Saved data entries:
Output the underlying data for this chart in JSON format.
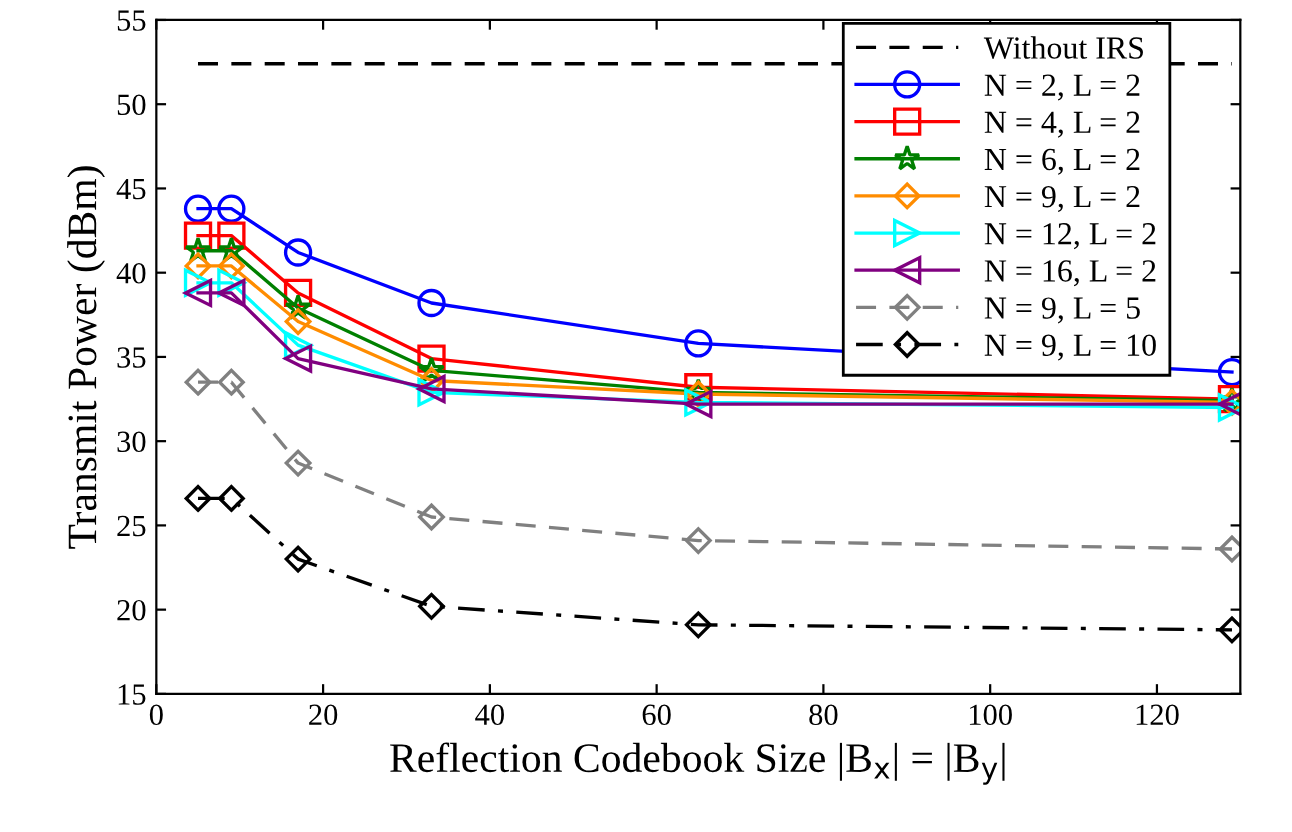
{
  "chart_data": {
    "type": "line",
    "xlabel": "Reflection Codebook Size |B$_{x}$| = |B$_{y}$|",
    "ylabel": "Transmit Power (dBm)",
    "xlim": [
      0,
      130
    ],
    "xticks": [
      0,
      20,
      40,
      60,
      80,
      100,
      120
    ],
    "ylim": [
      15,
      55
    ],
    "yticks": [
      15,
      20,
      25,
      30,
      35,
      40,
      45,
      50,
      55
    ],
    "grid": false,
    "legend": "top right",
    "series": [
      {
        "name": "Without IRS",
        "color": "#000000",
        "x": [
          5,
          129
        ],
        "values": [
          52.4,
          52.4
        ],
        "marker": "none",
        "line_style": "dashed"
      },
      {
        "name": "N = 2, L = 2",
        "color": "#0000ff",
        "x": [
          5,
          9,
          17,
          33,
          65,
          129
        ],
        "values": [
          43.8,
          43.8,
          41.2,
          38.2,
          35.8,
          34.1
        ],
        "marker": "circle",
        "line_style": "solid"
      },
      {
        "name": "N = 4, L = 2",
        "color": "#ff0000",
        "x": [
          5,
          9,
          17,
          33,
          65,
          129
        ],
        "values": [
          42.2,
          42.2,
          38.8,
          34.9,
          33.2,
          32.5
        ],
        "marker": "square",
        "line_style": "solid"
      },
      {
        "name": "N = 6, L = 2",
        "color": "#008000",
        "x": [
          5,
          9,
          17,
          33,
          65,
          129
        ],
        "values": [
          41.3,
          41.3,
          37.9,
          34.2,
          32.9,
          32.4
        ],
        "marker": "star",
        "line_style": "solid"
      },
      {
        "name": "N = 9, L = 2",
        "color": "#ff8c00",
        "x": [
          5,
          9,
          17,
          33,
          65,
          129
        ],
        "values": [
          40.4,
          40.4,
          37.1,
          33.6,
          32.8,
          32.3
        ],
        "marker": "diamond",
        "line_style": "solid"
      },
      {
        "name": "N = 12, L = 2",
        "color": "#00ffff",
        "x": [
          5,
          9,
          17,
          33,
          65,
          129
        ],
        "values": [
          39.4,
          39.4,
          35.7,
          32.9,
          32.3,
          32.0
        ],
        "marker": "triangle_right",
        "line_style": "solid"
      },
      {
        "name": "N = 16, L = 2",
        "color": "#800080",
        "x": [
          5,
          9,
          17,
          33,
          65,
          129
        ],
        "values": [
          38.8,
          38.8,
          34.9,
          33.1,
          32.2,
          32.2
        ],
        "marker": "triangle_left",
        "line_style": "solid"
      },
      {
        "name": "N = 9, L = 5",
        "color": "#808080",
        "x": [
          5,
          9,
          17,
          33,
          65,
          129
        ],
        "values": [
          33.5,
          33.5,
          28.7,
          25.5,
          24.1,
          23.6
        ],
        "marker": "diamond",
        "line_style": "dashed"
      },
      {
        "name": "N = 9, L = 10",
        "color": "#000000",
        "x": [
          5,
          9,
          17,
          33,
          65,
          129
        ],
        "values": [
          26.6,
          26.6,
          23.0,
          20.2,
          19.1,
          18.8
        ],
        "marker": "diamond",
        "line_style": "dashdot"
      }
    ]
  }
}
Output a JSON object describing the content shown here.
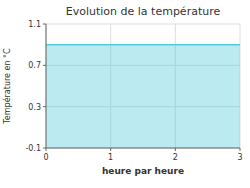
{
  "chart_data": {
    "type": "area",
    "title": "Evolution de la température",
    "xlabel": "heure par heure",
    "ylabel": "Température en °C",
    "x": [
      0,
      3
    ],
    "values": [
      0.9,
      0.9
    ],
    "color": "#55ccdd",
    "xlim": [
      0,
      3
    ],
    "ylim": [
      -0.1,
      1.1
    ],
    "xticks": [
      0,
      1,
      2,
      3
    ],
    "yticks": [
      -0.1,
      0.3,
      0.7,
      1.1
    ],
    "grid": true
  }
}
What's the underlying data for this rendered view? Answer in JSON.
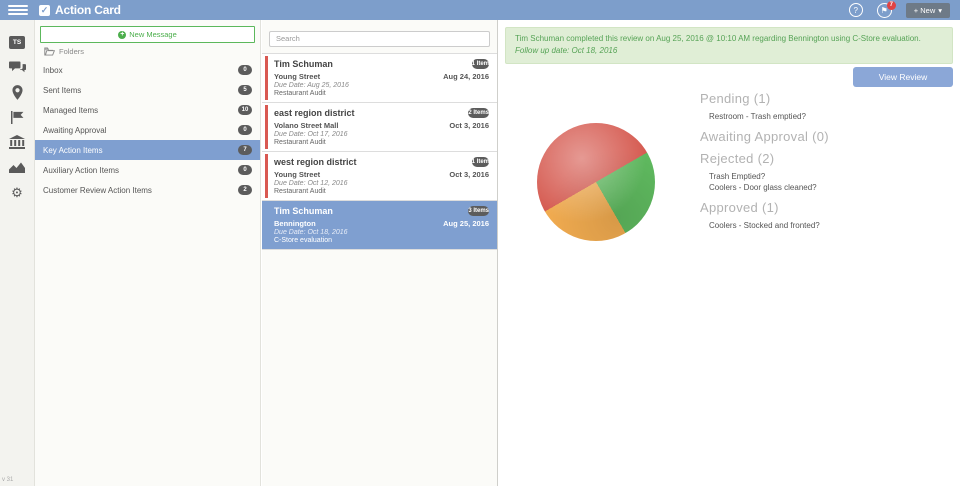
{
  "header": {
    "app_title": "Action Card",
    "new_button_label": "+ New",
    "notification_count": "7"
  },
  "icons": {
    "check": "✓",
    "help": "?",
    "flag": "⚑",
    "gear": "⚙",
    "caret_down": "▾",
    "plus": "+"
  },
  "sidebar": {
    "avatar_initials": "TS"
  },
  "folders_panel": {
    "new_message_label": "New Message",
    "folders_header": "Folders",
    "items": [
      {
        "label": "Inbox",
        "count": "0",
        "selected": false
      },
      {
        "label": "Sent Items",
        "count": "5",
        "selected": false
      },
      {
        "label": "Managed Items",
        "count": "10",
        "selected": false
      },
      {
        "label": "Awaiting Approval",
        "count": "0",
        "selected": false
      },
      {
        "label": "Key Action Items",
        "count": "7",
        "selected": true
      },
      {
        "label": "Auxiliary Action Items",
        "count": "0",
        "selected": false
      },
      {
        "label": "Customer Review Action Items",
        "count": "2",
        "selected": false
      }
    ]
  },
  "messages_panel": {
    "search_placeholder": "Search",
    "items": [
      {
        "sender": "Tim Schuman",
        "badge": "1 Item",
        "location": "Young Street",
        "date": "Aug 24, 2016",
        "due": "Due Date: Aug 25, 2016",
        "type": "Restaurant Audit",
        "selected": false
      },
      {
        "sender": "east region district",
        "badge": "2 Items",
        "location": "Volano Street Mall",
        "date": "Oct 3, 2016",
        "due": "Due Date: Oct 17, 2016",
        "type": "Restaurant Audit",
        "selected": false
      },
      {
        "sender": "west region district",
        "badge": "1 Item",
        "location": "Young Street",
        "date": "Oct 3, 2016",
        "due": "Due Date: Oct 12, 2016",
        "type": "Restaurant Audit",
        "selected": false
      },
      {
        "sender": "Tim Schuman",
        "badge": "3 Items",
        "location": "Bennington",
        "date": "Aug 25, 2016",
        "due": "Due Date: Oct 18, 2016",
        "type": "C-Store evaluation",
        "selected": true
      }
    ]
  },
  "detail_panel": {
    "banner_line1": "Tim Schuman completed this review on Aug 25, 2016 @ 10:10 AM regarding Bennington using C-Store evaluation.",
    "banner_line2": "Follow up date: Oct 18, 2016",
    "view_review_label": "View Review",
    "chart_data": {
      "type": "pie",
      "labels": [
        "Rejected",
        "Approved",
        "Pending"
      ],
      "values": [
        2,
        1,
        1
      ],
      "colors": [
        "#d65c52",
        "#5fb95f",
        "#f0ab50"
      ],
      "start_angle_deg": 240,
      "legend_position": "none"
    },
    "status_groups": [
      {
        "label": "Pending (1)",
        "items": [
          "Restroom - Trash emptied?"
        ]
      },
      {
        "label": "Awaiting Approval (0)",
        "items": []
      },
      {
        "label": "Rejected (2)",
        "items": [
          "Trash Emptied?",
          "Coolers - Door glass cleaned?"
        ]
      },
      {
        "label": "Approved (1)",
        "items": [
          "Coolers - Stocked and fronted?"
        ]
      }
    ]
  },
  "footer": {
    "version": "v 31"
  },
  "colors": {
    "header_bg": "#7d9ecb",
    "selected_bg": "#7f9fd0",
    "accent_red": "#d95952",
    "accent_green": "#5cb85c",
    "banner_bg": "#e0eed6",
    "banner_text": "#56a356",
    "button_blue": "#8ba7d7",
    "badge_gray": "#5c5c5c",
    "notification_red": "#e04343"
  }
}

> _Short task_
Restate the entire listing word for word, excluding pictures.

> _Reply_
Output the underlying data for this chart in JSON format.
{
  "chart_data": {
    "type": "line",
    "xlabel": "Reflection Codebook Size |B$_{x}$| = |B$_{y}$|",
    "ylabel": "Transmit Power (dBm)",
    "xlim": [
      0,
      130
    ],
    "xticks": [
      0,
      20,
      40,
      60,
      80,
      100,
      120
    ],
    "ylim": [
      15,
      55
    ],
    "yticks": [
      15,
      20,
      25,
      30,
      35,
      40,
      45,
      50,
      55
    ],
    "grid": false,
    "legend": "top right",
    "series": [
      {
        "name": "Without IRS",
        "color": "#000000",
        "x": [
          5,
          129
        ],
        "values": [
          52.4,
          52.4
        ],
        "marker": "none",
        "line_style": "dashed"
      },
      {
        "name": "N = 2, L = 2",
        "color": "#0000ff",
        "x": [
          5,
          9,
          17,
          33,
          65,
          129
        ],
        "values": [
          43.8,
          43.8,
          41.2,
          38.2,
          35.8,
          34.1
        ],
        "marker": "circle",
        "line_style": "solid"
      },
      {
        "name": "N = 4, L = 2",
        "color": "#ff0000",
        "x": [
          5,
          9,
          17,
          33,
          65,
          129
        ],
        "values": [
          42.2,
          42.2,
          38.8,
          34.9,
          33.2,
          32.5
        ],
        "marker": "square",
        "line_style": "solid"
      },
      {
        "name": "N = 6, L = 2",
        "color": "#008000",
        "x": [
          5,
          9,
          17,
          33,
          65,
          129
        ],
        "values": [
          41.3,
          41.3,
          37.9,
          34.2,
          32.9,
          32.4
        ],
        "marker": "star",
        "line_style": "solid"
      },
      {
        "name": "N = 9, L = 2",
        "color": "#ff8c00",
        "x": [
          5,
          9,
          17,
          33,
          65,
          129
        ],
        "values": [
          40.4,
          40.4,
          37.1,
          33.6,
          32.8,
          32.3
        ],
        "marker": "diamond",
        "line_style": "solid"
      },
      {
        "name": "N = 12, L = 2",
        "color": "#00ffff",
        "x": [
          5,
          9,
          17,
          33,
          65,
          129
        ],
        "values": [
          39.4,
          39.4,
          35.7,
          32.9,
          32.3,
          32.0
        ],
        "marker": "triangle_right",
        "line_style": "solid"
      },
      {
        "name": "N = 16, L = 2",
        "color": "#800080",
        "x": [
          5,
          9,
          17,
          33,
          65,
          129
        ],
        "values": [
          38.8,
          38.8,
          34.9,
          33.1,
          32.2,
          32.2
        ],
        "marker": "triangle_left",
        "line_style": "solid"
      },
      {
        "name": "N = 9, L = 5",
        "color": "#808080",
        "x": [
          5,
          9,
          17,
          33,
          65,
          129
        ],
        "values": [
          33.5,
          33.5,
          28.7,
          25.5,
          24.1,
          23.6
        ],
        "marker": "diamond",
        "line_style": "dashed"
      },
      {
        "name": "N = 9, L = 10",
        "color": "#000000",
        "x": [
          5,
          9,
          17,
          33,
          65,
          129
        ],
        "values": [
          26.6,
          26.6,
          23.0,
          20.2,
          19.1,
          18.8
        ],
        "marker": "diamond",
        "line_style": "dashdot"
      }
    ]
  }
}
Output a JSON object describing the content shown here.
{
  "chart_data": {
    "type": "area",
    "title": "Evolution de la température",
    "xlabel": "heure par heure",
    "ylabel": "Température en °C",
    "x": [
      0,
      3
    ],
    "values": [
      0.9,
      0.9
    ],
    "color": "#55ccdd",
    "xlim": [
      0,
      3
    ],
    "ylim": [
      -0.1,
      1.1
    ],
    "xticks": [
      0,
      1,
      2,
      3
    ],
    "yticks": [
      -0.1,
      0.3,
      0.7,
      1.1
    ],
    "grid": true
  }
}
What's the underlying data for this rendered view? Answer in JSON.
{
  "header": {
    "app_title": "Action Card",
    "new_button_label": "+ New",
    "notification_count": "7"
  },
  "icons": {
    "check": "✓",
    "help": "?",
    "flag": "⚑",
    "gear": "⚙",
    "caret_down": "▾",
    "plus": "+"
  },
  "sidebar": {
    "avatar_initials": "TS"
  },
  "folders_panel": {
    "new_message_label": "New Message",
    "folders_header": "Folders",
    "items": [
      {
        "label": "Inbox",
        "count": "0",
        "selected": false
      },
      {
        "label": "Sent Items",
        "count": "5",
        "selected": false
      },
      {
        "label": "Managed Items",
        "count": "10",
        "selected": false
      },
      {
        "label": "Awaiting Approval",
        "count": "0",
        "selected": false
      },
      {
        "label": "Key Action Items",
        "count": "7",
        "selected": true
      },
      {
        "label": "Auxiliary Action Items",
        "count": "0",
        "selected": false
      },
      {
        "label": "Customer Review Action Items",
        "count": "2",
        "selected": false
      }
    ]
  },
  "messages_panel": {
    "search_placeholder": "Search",
    "items": [
      {
        "sender": "Tim Schuman",
        "badge": "1 Item",
        "location": "Young Street",
        "date": "Aug 24, 2016",
        "due": "Due Date: Aug 25, 2016",
        "type": "Restaurant Audit",
        "selected": false
      },
      {
        "sender": "east region district",
        "badge": "2 Items",
        "location": "Volano Street Mall",
        "date": "Oct 3, 2016",
        "due": "Due Date: Oct 17, 2016",
        "type": "Restaurant Audit",
        "selected": false
      },
      {
        "sender": "west region district",
        "badge": "1 Item",
        "location": "Young Street",
        "date": "Oct 3, 2016",
        "due": "Due Date: Oct 12, 2016",
        "type": "Restaurant Audit",
        "selected": false
      },
      {
        "sender": "Tim Schuman",
        "badge": "3 Items",
        "location": "Bennington",
        "date": "Aug 25, 2016",
        "due": "Due Date: Oct 18, 2016",
        "type": "C-Store evaluation",
        "selected": true
      }
    ]
  },
  "detail_panel": {
    "banner_line1": "Tim Schuman completed this review on Aug 25, 2016 @ 10:10 AM regarding Bennington using C-Store evaluation.",
    "banner_line2": "Follow up date: Oct 18, 2016",
    "view_review_label": "View Review",
    "chart_data": {
      "type": "pie",
      "labels": [
        "Rejected",
        "Approved",
        "Pending"
      ],
      "values": [
        2,
        1,
        1
      ],
      "colors": [
        "#d65c52",
        "#5fb95f",
        "#f0ab50"
      ],
      "start_angle_deg": 240,
      "legend_position": "none"
    },
    "status_groups": [
      {
        "label": "Pending (1)",
        "items": [
          "Restroom - Trash emptied?"
        ]
      },
      {
        "label": "Awaiting Approval (0)",
        "items": []
      },
      {
        "label": "Rejected (2)",
        "items": [
          "Trash Emptied?",
          "Coolers - Door glass cleaned?"
        ]
      },
      {
        "label": "Approved (1)",
        "items": [
          "Coolers - Stocked and fronted?"
        ]
      }
    ]
  },
  "footer": {
    "version": "v 31"
  },
  "colors": {
    "header_bg": "#7d9ecb",
    "selected_bg": "#7f9fd0",
    "accent_red": "#d95952",
    "accent_green": "#5cb85c",
    "banner_bg": "#e0eed6",
    "banner_text": "#56a356",
    "button_blue": "#8ba7d7",
    "badge_gray": "#5c5c5c",
    "notification_red": "#e04343"
  }
}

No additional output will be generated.